>> begin MATERIAL
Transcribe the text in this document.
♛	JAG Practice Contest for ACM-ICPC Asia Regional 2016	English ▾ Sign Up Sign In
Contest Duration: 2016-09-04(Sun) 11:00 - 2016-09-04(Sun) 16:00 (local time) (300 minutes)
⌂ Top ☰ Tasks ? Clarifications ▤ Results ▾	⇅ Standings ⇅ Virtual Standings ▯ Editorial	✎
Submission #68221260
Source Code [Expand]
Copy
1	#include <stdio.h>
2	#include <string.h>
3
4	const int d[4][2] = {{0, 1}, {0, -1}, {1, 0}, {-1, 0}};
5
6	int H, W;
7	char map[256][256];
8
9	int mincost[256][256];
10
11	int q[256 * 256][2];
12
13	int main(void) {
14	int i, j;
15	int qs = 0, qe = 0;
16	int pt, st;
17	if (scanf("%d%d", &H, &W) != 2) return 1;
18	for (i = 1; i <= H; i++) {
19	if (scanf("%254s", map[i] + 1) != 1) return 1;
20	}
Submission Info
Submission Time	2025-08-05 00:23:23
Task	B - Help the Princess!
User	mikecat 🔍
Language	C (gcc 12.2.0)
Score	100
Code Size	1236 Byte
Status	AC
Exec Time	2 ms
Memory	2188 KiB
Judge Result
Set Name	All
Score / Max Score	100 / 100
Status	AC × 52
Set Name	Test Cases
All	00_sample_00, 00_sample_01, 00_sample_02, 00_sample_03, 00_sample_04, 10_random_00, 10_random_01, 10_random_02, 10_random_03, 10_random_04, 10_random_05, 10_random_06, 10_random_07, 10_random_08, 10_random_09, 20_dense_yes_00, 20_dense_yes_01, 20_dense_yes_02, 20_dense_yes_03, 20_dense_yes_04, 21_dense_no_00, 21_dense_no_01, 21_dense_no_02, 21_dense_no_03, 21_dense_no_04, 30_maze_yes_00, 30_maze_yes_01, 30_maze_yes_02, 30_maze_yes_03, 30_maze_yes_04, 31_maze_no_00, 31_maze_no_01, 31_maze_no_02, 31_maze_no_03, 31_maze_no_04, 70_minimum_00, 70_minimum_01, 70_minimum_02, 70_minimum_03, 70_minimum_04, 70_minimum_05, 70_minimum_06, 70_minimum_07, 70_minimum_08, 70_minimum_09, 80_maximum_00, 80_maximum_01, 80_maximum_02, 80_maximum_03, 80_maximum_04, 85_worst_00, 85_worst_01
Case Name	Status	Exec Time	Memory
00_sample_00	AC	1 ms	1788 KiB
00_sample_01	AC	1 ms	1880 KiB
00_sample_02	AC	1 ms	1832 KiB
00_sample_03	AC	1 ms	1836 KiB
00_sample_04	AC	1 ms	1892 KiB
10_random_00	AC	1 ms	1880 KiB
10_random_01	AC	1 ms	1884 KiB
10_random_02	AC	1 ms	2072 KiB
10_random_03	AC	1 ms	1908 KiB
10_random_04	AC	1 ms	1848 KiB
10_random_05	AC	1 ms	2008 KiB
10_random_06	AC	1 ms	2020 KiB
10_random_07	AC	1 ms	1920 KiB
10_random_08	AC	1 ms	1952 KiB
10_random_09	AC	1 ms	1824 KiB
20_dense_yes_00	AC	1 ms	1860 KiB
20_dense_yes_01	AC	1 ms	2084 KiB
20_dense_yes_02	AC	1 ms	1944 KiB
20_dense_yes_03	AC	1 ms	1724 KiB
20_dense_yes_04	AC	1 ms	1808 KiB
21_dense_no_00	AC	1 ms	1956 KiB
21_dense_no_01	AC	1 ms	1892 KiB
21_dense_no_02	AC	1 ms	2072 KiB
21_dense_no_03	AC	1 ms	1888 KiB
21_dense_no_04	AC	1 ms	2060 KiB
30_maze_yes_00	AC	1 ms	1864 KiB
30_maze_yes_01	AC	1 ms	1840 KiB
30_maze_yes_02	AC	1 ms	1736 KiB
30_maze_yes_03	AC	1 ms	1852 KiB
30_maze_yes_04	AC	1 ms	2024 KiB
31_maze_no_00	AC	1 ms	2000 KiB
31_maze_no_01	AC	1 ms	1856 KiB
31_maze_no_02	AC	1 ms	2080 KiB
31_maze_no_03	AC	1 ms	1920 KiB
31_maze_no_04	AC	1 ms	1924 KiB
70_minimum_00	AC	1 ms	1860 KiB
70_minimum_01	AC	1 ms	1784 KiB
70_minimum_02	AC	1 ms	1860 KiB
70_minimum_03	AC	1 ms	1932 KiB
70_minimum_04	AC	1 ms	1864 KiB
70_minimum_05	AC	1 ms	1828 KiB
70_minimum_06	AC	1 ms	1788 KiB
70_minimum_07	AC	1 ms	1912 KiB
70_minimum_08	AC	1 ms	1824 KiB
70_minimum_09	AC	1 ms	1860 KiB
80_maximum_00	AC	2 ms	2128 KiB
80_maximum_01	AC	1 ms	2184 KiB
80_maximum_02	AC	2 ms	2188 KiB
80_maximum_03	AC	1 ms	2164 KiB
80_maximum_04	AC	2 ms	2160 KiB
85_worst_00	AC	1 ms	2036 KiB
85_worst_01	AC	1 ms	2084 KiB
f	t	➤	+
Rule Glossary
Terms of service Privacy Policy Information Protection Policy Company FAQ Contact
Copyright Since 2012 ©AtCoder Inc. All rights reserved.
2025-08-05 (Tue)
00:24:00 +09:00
>> end MATERIAL
_OBJECTIVE:_ All of the entries must be quoted exactly; please include each one.

_TASK RESULT:_
Transcribe the text in this document.
♛	JAG Practice Contest for ACM-ICPC Asia Regional 2016	English ▾ Sign Up Sign In
Contest Duration: 2016-09-04(Sun) 11:00 - 2016-09-04(Sun) 16:00 (local time) (300 minutes)
⌂ Top ☰ Tasks ? Clarifications ▤ Results ▾	⇅ Standings ⇅ Virtual Standings ▯ Editorial	✎
Submission #68221260
Source Code [Expand]
Copy
1	#include <stdio.h>
2	#include <string.h>
3
4	const int d[4][2] = {{0, 1}, {0, -1}, {1, 0}, {-1, 0}};
5
6	int H, W;
7	char map[256][256];
8
9	int mincost[256][256];
10
11	int q[256 * 256][2];
12
13	int main(void) {
14	int i, j;
15	int qs = 0, qe = 0;
16	int pt, st;
17	if (scanf("%d%d", &H, &W) != 2) return 1;
18	for (i = 1; i <= H; i++) {
19	if (scanf("%254s", map[i] + 1) != 1) return 1;
20	}
Submission Info
Submission Time	2025-08-05 00:23:23
Task	B - Help the Princess!
User	mikecat 🔍
Language	C (gcc 12.2.0)
Score	100
Code Size	1236 Byte
Status	AC
Exec Time	2 ms
Memory	2188 KiB
Judge Result
Set Name	All
Score / Max Score	100 / 100
Status	AC × 52
Set Name	Test Cases
All	00_sample_00, 00_sample_01, 00_sample_02, 00_sample_03, 00_sample_04, 10_random_00, 10_random_01, 10_random_02, 10_random_03, 10_random_04, 10_random_05, 10_random_06, 10_random_07, 10_random_08, 10_random_09, 20_dense_yes_00, 20_dense_yes_01, 20_dense_yes_02, 20_dense_yes_03, 20_dense_yes_04, 21_dense_no_00, 21_dense_no_01, 21_dense_no_02, 21_dense_no_03, 21_dense_no_04, 30_maze_yes_00, 30_maze_yes_01, 30_maze_yes_02, 30_maze_yes_03, 30_maze_yes_04, 31_maze_no_00, 31_maze_no_01, 31_maze_no_02, 31_maze_no_03, 31_maze_no_04, 70_minimum_00, 70_minimum_01, 70_minimum_02, 70_minimum_03, 70_minimum_04, 70_minimum_05, 70_minimum_06, 70_minimum_07, 70_minimum_08, 70_minimum_09, 80_maximum_00, 80_maximum_01, 80_maximum_02, 80_maximum_03, 80_maximum_04, 85_worst_00, 85_worst_01
Case Name	Status	Exec Time	Memory
00_sample_00	AC	1 ms	1788 KiB
00_sample_01	AC	1 ms	1880 KiB
00_sample_02	AC	1 ms	1832 KiB
00_sample_03	AC	1 ms	1836 KiB
00_sample_04	AC	1 ms	1892 KiB
10_random_00	AC	1 ms	1880 KiB
10_random_01	AC	1 ms	1884 KiB
10_random_02	AC	1 ms	2072 KiB
10_random_03	AC	1 ms	1908 KiB
10_random_04	AC	1 ms	1848 KiB
10_random_05	AC	1 ms	2008 KiB
10_random_06	AC	1 ms	2020 KiB
10_random_07	AC	1 ms	1920 KiB
10_random_08	AC	1 ms	1952 KiB
10_random_09	AC	1 ms	1824 KiB
20_dense_yes_00	AC	1 ms	1860 KiB
20_dense_yes_01	AC	1 ms	2084 KiB
20_dense_yes_02	AC	1 ms	1944 KiB
20_dense_yes_03	AC	1 ms	1724 KiB
20_dense_yes_04	AC	1 ms	1808 KiB
21_dense_no_00	AC	1 ms	1956 KiB
21_dense_no_01	AC	1 ms	1892 KiB
21_dense_no_02	AC	1 ms	2072 KiB
21_dense_no_03	AC	1 ms	1888 KiB
21_dense_no_04	AC	1 ms	2060 KiB
30_maze_yes_00	AC	1 ms	1864 KiB
30_maze_yes_01	AC	1 ms	1840 KiB
30_maze_yes_02	AC	1 ms	1736 KiB
30_maze_yes_03	AC	1 ms	1852 KiB
30_maze_yes_04	AC	1 ms	2024 KiB
31_maze_no_00	AC	1 ms	2000 KiB
31_maze_no_01	AC	1 ms	1856 KiB
31_maze_no_02	AC	1 ms	2080 KiB
31_maze_no_03	AC	1 ms	1920 KiB
31_maze_no_04	AC	1 ms	1924 KiB
70_minimum_00	AC	1 ms	1860 KiB
70_minimum_01	AC	1 ms	1784 KiB
70_minimum_02	AC	1 ms	1860 KiB
70_minimum_03	AC	1 ms	1932 KiB
70_minimum_04	AC	1 ms	1864 KiB
70_minimum_05	AC	1 ms	1828 KiB
70_minimum_06	AC	1 ms	1788 KiB
70_minimum_07	AC	1 ms	1912 KiB
70_minimum_08	AC	1 ms	1824 KiB
70_minimum_09	AC	1 ms	1860 KiB
80_maximum_00	AC	2 ms	2128 KiB
80_maximum_01	AC	1 ms	2184 KiB
80_maximum_02	AC	2 ms	2188 KiB
80_maximum_03	AC	1 ms	2164 KiB
80_maximum_04	AC	2 ms	2160 KiB
85_worst_00	AC	1 ms	2036 KiB
85_worst_01	AC	1 ms	2084 KiB
f	t	➤	+
Rule Glossary
Terms of service Privacy Policy Information Protection Policy Company FAQ Contact
Copyright Since 2012 ©AtCoder Inc. All rights reserved.
2025-08-05 (Tue)
00:24:00 +09:00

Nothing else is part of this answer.